What is the number of lines that include the word "vergangenen"? Provide only that figure.

## Provided data:
___

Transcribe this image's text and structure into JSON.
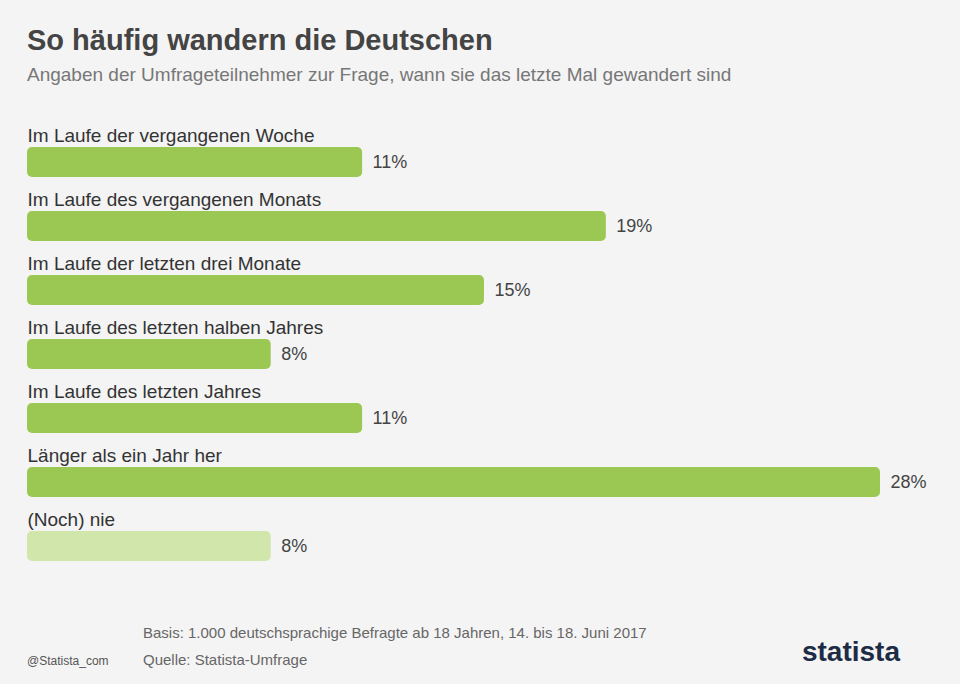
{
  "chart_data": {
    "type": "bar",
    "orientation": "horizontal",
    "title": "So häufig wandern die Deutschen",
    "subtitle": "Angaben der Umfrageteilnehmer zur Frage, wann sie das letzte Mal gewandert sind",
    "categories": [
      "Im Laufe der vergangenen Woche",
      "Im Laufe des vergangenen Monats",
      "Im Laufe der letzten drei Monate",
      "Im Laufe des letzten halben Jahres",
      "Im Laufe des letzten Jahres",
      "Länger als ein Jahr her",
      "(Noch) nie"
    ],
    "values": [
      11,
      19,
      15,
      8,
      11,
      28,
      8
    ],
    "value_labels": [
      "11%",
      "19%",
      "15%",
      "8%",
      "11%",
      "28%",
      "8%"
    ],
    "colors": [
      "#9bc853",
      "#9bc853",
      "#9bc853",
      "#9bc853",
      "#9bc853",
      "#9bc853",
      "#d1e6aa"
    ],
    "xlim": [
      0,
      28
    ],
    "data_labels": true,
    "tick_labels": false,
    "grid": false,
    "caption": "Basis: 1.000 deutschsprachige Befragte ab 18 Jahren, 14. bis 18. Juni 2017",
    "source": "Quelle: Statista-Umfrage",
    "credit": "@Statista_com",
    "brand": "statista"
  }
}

___

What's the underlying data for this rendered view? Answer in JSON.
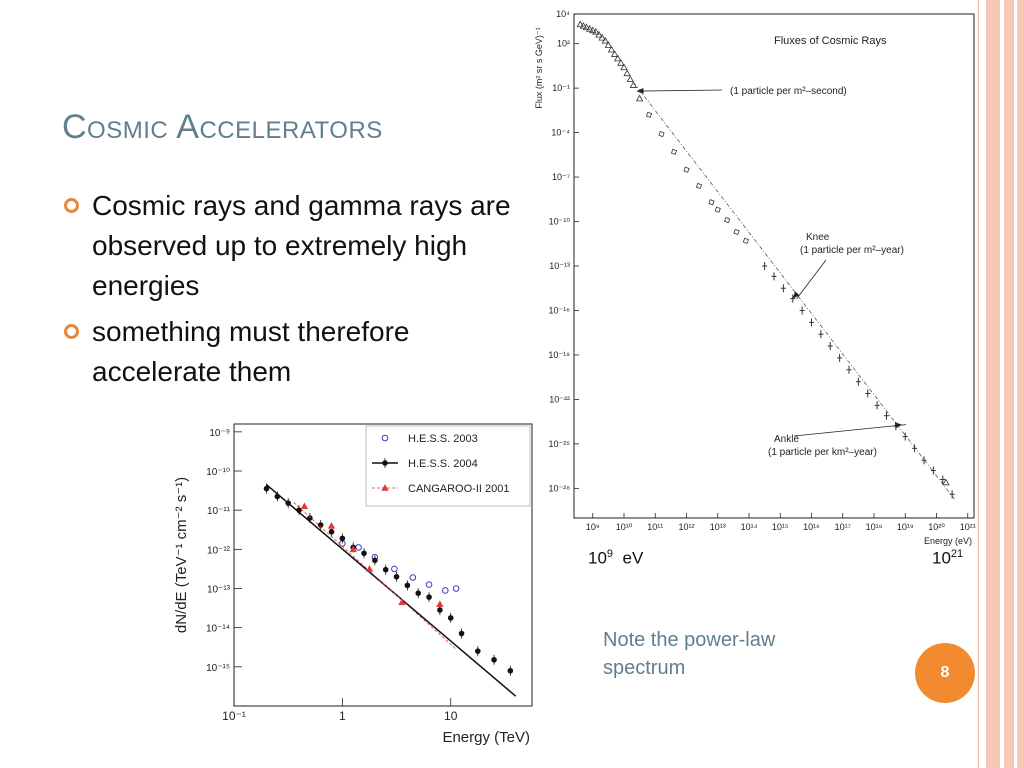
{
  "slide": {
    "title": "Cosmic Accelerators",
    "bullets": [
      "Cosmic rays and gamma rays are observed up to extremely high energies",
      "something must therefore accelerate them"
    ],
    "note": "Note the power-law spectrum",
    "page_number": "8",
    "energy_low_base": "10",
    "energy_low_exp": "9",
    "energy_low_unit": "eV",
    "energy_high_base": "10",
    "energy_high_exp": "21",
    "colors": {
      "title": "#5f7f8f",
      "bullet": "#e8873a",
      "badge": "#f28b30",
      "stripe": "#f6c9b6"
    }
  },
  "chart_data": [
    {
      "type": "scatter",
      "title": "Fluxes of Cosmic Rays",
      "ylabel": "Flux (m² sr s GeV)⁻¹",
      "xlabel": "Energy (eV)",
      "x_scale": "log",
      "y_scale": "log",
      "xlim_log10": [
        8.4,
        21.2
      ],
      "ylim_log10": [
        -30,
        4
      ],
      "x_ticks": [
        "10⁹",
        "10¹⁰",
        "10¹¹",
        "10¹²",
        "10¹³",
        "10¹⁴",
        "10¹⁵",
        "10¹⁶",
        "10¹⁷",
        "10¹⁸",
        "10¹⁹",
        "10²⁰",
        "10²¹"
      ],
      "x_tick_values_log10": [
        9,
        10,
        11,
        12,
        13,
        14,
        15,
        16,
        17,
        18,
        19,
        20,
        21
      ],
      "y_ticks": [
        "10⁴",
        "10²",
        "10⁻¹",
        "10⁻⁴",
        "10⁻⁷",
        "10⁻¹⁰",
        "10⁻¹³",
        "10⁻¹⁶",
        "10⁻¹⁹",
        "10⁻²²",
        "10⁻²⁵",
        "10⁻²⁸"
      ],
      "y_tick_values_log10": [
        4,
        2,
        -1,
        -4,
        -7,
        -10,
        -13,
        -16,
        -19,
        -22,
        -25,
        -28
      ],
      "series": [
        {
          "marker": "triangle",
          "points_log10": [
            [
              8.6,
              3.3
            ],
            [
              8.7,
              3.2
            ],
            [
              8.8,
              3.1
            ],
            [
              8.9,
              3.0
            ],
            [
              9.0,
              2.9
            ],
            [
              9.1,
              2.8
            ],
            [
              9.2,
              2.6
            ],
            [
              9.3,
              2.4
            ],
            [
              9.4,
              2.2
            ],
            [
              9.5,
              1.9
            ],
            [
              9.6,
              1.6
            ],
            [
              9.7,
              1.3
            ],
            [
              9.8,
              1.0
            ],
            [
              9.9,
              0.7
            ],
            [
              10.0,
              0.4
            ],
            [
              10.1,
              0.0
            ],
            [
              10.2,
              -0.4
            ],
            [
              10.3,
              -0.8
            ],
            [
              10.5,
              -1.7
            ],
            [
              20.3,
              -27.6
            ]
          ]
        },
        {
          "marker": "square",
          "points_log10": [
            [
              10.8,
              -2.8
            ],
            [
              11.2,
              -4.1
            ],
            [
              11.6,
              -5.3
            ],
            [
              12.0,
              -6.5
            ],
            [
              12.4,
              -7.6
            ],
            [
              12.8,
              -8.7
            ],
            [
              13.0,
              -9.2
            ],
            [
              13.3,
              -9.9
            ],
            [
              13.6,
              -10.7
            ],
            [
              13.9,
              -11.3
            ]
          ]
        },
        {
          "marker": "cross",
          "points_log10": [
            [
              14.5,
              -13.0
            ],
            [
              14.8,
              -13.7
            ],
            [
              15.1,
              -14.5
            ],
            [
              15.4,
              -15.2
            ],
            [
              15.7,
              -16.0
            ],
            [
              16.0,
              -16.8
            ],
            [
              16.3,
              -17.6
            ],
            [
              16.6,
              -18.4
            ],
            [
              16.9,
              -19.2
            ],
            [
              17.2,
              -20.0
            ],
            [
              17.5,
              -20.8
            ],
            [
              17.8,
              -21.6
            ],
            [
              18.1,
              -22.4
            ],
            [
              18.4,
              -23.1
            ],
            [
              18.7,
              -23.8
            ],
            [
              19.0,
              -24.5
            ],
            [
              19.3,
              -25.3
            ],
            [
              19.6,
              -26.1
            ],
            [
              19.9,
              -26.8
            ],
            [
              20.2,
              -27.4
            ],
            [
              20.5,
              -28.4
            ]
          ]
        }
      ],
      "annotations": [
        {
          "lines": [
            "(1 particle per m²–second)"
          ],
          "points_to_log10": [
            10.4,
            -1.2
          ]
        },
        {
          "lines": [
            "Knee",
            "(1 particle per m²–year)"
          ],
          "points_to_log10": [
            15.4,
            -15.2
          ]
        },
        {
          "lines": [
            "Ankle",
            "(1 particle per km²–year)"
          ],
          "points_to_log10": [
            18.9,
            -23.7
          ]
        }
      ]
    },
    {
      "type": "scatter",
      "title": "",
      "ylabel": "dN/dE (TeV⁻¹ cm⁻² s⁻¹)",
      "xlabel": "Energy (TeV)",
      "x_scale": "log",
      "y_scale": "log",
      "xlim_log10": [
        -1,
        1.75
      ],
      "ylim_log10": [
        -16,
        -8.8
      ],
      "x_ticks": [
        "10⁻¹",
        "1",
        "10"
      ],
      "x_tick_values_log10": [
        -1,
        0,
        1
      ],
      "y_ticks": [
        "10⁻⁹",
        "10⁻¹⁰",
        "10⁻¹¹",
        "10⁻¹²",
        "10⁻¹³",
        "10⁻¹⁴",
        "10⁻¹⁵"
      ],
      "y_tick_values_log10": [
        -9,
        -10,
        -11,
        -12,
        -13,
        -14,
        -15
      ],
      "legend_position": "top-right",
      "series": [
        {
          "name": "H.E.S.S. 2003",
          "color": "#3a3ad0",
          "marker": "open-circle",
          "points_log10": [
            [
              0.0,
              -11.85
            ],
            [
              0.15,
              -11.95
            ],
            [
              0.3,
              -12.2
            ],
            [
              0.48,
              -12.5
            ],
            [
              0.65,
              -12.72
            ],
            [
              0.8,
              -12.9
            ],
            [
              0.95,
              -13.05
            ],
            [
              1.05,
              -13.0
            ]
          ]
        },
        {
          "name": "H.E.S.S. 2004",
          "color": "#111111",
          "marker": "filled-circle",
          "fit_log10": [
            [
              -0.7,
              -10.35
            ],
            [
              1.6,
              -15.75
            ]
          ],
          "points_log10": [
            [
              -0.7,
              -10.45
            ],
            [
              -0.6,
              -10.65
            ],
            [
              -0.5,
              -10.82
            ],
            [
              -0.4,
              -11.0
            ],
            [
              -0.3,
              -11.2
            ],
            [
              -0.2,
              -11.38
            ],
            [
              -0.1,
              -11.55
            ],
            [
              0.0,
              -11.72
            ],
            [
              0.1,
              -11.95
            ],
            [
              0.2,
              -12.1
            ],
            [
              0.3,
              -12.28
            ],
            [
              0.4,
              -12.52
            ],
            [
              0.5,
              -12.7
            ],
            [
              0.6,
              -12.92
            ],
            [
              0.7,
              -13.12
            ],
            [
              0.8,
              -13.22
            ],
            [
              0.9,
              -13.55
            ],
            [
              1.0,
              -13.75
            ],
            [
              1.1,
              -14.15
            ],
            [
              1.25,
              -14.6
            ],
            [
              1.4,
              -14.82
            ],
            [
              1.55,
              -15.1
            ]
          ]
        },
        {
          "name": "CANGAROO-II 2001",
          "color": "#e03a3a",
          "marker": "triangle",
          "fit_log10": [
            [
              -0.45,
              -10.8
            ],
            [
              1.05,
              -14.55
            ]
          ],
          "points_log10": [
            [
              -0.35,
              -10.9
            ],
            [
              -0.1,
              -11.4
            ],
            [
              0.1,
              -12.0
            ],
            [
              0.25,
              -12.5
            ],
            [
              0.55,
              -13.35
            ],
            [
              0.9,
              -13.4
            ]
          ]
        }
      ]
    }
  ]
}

___

## Response to this exercise:
2